[Excerpt from a dataset]
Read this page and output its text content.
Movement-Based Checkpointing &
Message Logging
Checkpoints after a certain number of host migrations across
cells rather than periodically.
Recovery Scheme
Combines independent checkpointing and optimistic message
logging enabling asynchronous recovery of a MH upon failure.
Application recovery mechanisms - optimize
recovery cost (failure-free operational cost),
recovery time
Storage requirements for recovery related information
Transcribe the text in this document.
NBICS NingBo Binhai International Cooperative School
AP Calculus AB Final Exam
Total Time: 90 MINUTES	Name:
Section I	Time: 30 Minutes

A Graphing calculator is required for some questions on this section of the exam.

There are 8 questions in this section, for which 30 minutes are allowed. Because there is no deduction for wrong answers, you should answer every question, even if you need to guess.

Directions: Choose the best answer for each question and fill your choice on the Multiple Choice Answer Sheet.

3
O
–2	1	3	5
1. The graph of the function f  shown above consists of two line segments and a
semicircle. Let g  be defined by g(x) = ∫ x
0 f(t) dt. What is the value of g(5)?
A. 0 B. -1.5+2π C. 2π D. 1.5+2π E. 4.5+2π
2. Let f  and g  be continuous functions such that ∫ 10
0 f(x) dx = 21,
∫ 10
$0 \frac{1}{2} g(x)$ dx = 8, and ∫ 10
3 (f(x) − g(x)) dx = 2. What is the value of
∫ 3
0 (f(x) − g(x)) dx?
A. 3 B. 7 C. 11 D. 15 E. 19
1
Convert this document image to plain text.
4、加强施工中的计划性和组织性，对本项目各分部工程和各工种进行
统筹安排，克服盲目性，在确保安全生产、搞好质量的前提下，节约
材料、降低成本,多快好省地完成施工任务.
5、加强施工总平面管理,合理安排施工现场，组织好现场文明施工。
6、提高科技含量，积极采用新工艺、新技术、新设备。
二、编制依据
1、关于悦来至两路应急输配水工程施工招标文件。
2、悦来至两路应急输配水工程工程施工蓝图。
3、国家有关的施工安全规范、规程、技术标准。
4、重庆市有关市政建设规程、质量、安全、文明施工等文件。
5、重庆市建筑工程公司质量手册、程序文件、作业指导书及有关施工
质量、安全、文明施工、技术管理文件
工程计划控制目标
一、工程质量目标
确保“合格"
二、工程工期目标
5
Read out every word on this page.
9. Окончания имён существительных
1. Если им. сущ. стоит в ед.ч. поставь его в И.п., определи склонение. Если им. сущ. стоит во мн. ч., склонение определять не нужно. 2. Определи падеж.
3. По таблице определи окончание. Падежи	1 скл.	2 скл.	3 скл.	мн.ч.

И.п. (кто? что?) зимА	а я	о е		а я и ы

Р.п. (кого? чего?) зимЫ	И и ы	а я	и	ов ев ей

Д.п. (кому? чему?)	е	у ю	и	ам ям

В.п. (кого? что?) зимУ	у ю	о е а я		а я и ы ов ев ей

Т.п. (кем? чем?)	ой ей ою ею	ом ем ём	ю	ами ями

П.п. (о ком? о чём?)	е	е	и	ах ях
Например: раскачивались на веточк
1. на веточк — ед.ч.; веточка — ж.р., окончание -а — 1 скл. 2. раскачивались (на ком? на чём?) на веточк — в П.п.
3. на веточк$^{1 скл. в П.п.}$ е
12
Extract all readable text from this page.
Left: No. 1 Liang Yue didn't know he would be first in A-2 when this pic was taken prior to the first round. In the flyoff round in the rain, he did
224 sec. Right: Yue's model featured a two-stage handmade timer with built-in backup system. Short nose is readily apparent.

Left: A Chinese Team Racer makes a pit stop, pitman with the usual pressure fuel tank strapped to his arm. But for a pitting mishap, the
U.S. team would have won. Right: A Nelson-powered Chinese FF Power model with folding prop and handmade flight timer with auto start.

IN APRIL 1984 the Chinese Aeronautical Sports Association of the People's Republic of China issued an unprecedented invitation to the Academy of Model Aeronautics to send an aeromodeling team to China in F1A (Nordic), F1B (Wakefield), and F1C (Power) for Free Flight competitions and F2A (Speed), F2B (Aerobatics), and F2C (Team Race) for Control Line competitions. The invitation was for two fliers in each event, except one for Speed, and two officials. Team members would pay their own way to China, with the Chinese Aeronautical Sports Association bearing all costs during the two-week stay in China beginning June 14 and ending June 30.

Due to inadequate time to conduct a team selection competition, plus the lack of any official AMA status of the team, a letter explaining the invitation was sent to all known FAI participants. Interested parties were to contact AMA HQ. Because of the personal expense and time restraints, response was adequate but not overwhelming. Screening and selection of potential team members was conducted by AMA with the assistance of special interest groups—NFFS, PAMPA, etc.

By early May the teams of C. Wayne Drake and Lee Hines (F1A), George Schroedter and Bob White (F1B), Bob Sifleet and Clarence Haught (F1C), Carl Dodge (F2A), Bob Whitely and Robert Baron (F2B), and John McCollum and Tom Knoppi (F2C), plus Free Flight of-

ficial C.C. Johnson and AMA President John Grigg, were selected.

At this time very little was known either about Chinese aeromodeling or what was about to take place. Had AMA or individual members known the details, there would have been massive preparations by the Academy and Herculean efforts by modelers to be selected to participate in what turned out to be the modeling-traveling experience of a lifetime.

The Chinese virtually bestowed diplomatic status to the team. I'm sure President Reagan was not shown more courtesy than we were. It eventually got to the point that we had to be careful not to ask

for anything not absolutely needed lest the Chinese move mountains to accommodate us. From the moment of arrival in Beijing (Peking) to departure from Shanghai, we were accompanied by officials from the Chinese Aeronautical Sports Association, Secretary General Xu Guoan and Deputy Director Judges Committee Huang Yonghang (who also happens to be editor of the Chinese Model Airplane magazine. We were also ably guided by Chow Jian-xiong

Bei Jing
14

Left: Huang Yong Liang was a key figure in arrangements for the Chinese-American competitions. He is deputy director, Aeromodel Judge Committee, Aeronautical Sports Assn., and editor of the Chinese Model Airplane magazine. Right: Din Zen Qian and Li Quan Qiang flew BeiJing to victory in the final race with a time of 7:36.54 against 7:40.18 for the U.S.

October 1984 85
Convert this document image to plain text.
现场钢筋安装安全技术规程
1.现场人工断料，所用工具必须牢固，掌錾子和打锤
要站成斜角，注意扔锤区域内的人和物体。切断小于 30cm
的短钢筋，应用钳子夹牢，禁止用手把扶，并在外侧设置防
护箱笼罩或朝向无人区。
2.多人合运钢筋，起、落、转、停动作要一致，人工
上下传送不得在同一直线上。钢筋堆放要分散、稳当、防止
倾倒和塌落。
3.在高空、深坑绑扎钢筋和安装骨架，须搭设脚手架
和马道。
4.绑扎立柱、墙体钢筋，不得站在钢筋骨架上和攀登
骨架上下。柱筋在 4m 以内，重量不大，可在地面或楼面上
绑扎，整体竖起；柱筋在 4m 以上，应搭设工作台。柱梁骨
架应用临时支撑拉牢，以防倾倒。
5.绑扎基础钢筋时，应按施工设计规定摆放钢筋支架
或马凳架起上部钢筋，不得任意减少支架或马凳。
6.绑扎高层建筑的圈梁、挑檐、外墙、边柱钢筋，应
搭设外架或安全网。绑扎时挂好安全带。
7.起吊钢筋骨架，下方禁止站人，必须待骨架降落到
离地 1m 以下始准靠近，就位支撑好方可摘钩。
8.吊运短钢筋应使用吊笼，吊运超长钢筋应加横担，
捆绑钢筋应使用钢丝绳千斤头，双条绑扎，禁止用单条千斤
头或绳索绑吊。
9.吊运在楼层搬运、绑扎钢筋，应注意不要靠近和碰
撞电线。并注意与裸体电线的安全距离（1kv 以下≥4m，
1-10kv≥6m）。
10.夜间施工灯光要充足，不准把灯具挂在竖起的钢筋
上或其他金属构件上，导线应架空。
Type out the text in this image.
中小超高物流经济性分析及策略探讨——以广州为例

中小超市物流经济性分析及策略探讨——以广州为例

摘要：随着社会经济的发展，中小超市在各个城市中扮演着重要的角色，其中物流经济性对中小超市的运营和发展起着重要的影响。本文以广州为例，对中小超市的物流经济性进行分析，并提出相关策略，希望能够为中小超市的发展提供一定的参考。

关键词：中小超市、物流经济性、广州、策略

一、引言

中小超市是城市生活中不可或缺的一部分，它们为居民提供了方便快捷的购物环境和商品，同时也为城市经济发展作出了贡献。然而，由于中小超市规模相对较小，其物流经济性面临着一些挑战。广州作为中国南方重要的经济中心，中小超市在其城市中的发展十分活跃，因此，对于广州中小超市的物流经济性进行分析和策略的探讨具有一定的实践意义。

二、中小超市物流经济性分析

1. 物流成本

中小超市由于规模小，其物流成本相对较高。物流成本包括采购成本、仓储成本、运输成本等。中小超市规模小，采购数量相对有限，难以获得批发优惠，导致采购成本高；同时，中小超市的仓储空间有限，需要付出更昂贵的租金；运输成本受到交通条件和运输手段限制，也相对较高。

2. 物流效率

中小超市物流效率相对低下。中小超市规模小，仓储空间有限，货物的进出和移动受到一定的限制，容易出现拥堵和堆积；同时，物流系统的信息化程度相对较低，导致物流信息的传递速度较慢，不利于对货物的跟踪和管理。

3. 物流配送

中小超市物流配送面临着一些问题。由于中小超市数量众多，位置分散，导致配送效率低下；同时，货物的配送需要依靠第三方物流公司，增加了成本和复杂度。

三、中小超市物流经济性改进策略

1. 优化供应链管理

__Given problem__
Find "Because". Copy every line it occurs in.

__Solution to the exercise__
There are 8 questions in this section, for which 30 minutes are allowed. Because there is no deduction for wrong answers, you should answer every question, even if you need to guess.
Due to inadequate time to conduct a team selection competition, plus the lack of any official AMA status of the team, a letter explaining the invitation was sent to all known FAI participants. Interested parties were to contact AMA HQ. Because of the personal expense and time restraints, response was adequate but not overwhelming. Screening and selection of potential team members was conducted by AMA with the assistance of special interest groups—NFFS, PAMPA, etc.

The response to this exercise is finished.